Dataset rows:

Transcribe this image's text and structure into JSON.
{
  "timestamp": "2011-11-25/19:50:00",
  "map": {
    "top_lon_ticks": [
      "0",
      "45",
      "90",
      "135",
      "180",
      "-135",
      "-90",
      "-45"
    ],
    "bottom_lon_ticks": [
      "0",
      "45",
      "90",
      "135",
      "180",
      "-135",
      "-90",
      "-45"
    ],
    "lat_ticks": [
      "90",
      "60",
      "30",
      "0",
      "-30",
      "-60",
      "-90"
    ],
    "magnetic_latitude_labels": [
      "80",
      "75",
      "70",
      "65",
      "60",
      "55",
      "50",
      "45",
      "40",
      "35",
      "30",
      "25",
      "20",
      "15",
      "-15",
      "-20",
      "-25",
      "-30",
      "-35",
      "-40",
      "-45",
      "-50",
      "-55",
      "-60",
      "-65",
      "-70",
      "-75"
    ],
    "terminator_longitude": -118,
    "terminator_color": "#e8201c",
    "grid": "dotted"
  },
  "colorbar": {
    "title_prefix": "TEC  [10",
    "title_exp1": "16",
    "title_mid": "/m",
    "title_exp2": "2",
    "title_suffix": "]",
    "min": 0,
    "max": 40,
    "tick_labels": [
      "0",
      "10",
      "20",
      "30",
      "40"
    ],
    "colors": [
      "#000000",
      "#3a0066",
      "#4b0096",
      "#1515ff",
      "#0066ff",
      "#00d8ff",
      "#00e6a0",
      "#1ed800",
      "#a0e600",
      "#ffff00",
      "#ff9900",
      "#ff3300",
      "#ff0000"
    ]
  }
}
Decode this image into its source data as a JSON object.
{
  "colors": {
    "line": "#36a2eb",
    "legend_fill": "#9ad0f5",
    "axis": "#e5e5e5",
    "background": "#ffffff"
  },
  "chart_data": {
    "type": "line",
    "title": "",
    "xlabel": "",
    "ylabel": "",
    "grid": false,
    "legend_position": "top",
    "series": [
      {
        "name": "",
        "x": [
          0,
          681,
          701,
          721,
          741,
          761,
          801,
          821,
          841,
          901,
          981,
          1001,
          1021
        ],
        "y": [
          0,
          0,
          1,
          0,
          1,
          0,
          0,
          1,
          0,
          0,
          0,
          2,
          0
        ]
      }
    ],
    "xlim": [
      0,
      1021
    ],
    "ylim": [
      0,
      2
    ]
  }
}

Your goal: Exactly as written, give again every line from the one containing "Decode this image" through the last line of the material above, and no other lines.

Written solution:
Decode this image into its source data as a JSON object.
{
  "colors": {
    "line": "#36a2eb",
    "legend_fill": "#9ad0f5",
    "axis": "#e5e5e5",
    "background": "#ffffff"
  },
  "chart_data": {
    "type": "line",
    "title": "",
    "xlabel": "",
    "ylabel": "",
    "grid": false,
    "legend_position": "top",
    "series": [
      {
        "name": "",
        "x": [
          0,
          681,
          701,
          721,
          741,
          761,
          801,
          821,
          841,
          901,
          981,
          1001,
          1021
        ],
        "y": [
          0,
          0,
          1,
          0,
          1,
          0,
          0,
          1,
          0,
          0,
          0,
          2,
          0
        ]
      }
    ],
    "xlim": [
      0,
      1021
    ],
    "ylim": [
      0,
      2
    ]
  }
}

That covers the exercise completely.